EXERCISE DESCRIPTION
Go through the data below line by line and count those containing the word "Permeability". Reply with the count only.

— Start RAW DATA —

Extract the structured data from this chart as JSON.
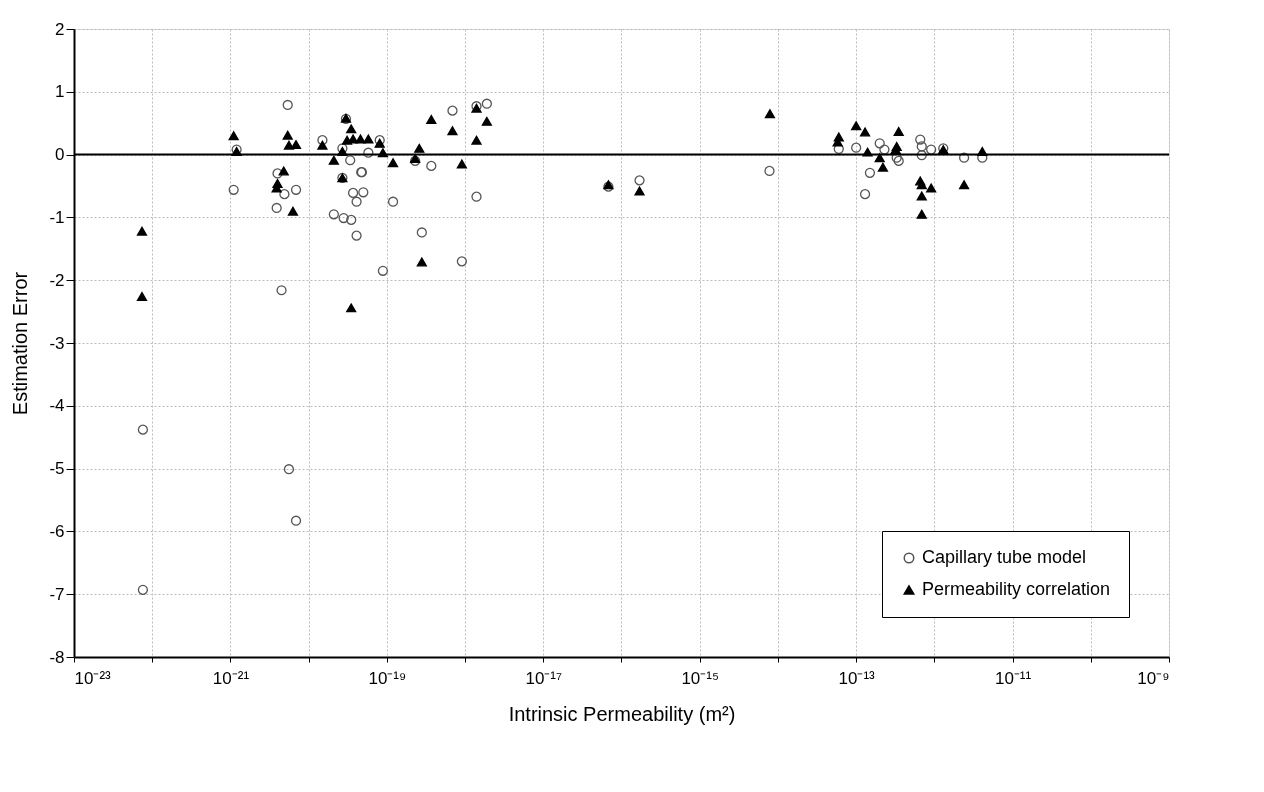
{
  "chart_data": {
    "type": "scatter",
    "xlabel": "Intrinsic Permeability (m²)",
    "ylabel": "Estimation Error",
    "log": "x",
    "grid": true,
    "legend": "bottom right",
    "xlim": [
      1e-23,
      1e-09
    ],
    "ylim": [
      -8,
      2
    ],
    "xticks": [
      {
        "value": 1e-23,
        "label": "10⁻²³"
      },
      {
        "value": 1e-22,
        "label": null
      },
      {
        "value": 1e-21,
        "label": "10⁻²¹"
      },
      {
        "value": 1e-20,
        "label": null
      },
      {
        "value": 1e-19,
        "label": "10⁻¹⁹"
      },
      {
        "value": 1e-18,
        "label": null
      },
      {
        "value": 1e-17,
        "label": "10⁻¹⁷"
      },
      {
        "value": 1e-16,
        "label": null
      },
      {
        "value": 1e-15,
        "label": "10⁻¹⁵"
      },
      {
        "value": 1e-14,
        "label": null
      },
      {
        "value": 1e-13,
        "label": "10⁻¹³"
      },
      {
        "value": 1e-12,
        "label": null
      },
      {
        "value": 1e-11,
        "label": "10⁻¹¹"
      },
      {
        "value": 1e-10,
        "label": null
      },
      {
        "value": 1e-09,
        "label": "10⁻⁹"
      }
    ],
    "yticks": [
      -8,
      -7,
      -6,
      -5,
      -4,
      -3,
      -2,
      -1,
      0,
      1,
      2
    ],
    "ref_lines": [
      {
        "axis": "y",
        "value": 0,
        "color": "#000000",
        "line_style": "solid"
      }
    ],
    "series": [
      {
        "name": "Capillary tube model",
        "color": "#555555",
        "marker": "circle",
        "x": [
          5.4e-21,
          1.2e-21,
          1.1e-21,
          4e-21,
          4.9e-21,
          6.9e-21,
          3.9e-21,
          1.5e-20,
          3e-20,
          2.7e-20,
          3.4e-20,
          4.7e-20,
          3.7e-20,
          4.1e-20,
          2.1e-20,
          2.8e-20,
          3.5e-20,
          4.1e-20,
          4.5e-21,
          2.7e-20,
          7.6e-23,
          7.6e-23,
          5.6e-21,
          6.9e-21,
          6.9e-19,
          1.4e-18,
          1.9e-18,
          8.1e-20,
          5.8e-20,
          2.3e-19,
          3.7e-19,
          4.8e-20,
          5e-20,
          1.2e-19,
          1.4e-18,
          2.8e-19,
          8.9e-20,
          9.1e-19,
          1.7e-16,
          6.8e-17,
          7.8e-15,
          6e-14,
          1e-13,
          2e-13,
          2.3e-13,
          1.5e-13,
          1.3e-13,
          3.3e-13,
          3.5e-13,
          6.6e-13,
          6.9e-13,
          6.9e-13,
          9.1e-13,
          1.3e-12,
          2.4e-12,
          4.1e-12
        ],
        "values": [
          0.79,
          0.08,
          -0.56,
          -0.3,
          -0.63,
          -0.56,
          -0.85,
          0.23,
          0.57,
          0.1,
          -0.09,
          -0.28,
          -0.61,
          -0.75,
          -0.95,
          -1.01,
          -1.04,
          -1.29,
          -2.16,
          -0.37,
          -4.38,
          -6.93,
          -5.01,
          -5.83,
          0.7,
          0.77,
          0.81,
          0.23,
          0.03,
          -0.1,
          -0.18,
          -0.28,
          -0.6,
          -0.75,
          -0.67,
          -1.24,
          -1.85,
          -1.7,
          -0.41,
          -0.51,
          -0.26,
          0.09,
          0.11,
          0.18,
          0.08,
          -0.29,
          -0.63,
          -0.05,
          -0.1,
          0.24,
          0.13,
          -0.01,
          0.08,
          0.1,
          -0.05,
          -0.05
        ]
      },
      {
        "name": "Permeability correlation",
        "color": "#000000",
        "marker": "triangle",
        "x": [
          1.1e-21,
          1.2e-21,
          5.4e-21,
          5.6e-21,
          6.9e-21,
          4.8e-21,
          4e-21,
          3.9e-21,
          6.3e-21,
          7.4e-23,
          7.4e-23,
          1.5e-20,
          3e-20,
          2.1e-20,
          2.7e-20,
          3.5e-20,
          3.7e-20,
          4.6e-20,
          3.1e-20,
          3.5e-20,
          2.7e-20,
          3.7e-19,
          6.9e-19,
          1.4e-18,
          1.9e-18,
          1.4e-18,
          2.6e-19,
          8.9e-20,
          1.2e-19,
          2.3e-19,
          9.1e-19,
          2.8e-19,
          5.8e-20,
          8.1e-20,
          6.8e-17,
          1.7e-16,
          7.9e-15,
          6e-14,
          5.8e-14,
          1.3e-13,
          1e-13,
          3.5e-13,
          1.4e-13,
          2e-13,
          2.2e-13,
          3.3e-13,
          3.2e-13,
          6.6e-13,
          6.9e-13,
          9.1e-13,
          6.9e-13,
          6.9e-13,
          1.3e-12,
          2.4e-12,
          4.1e-12
        ],
        "values": [
          0.3,
          0.05,
          0.31,
          0.15,
          0.16,
          -0.26,
          -0.46,
          -0.53,
          -0.9,
          -1.22,
          -2.26,
          0.15,
          0.58,
          -0.09,
          0.05,
          0.41,
          0.25,
          0.25,
          0.23,
          -2.44,
          -0.37,
          0.56,
          0.38,
          0.74,
          0.53,
          0.23,
          0.1,
          0.03,
          -0.13,
          -0.06,
          -0.15,
          -1.71,
          0.25,
          0.18,
          -0.48,
          -0.58,
          0.65,
          0.28,
          0.2,
          0.36,
          0.46,
          0.37,
          0.04,
          -0.05,
          -0.2,
          0.13,
          0.08,
          -0.42,
          -0.48,
          -0.53,
          -0.66,
          -0.95,
          0.08,
          -0.48,
          0.05
        ]
      }
    ]
  }
}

— End RAW DATA —

EXERCISE ANSWER
2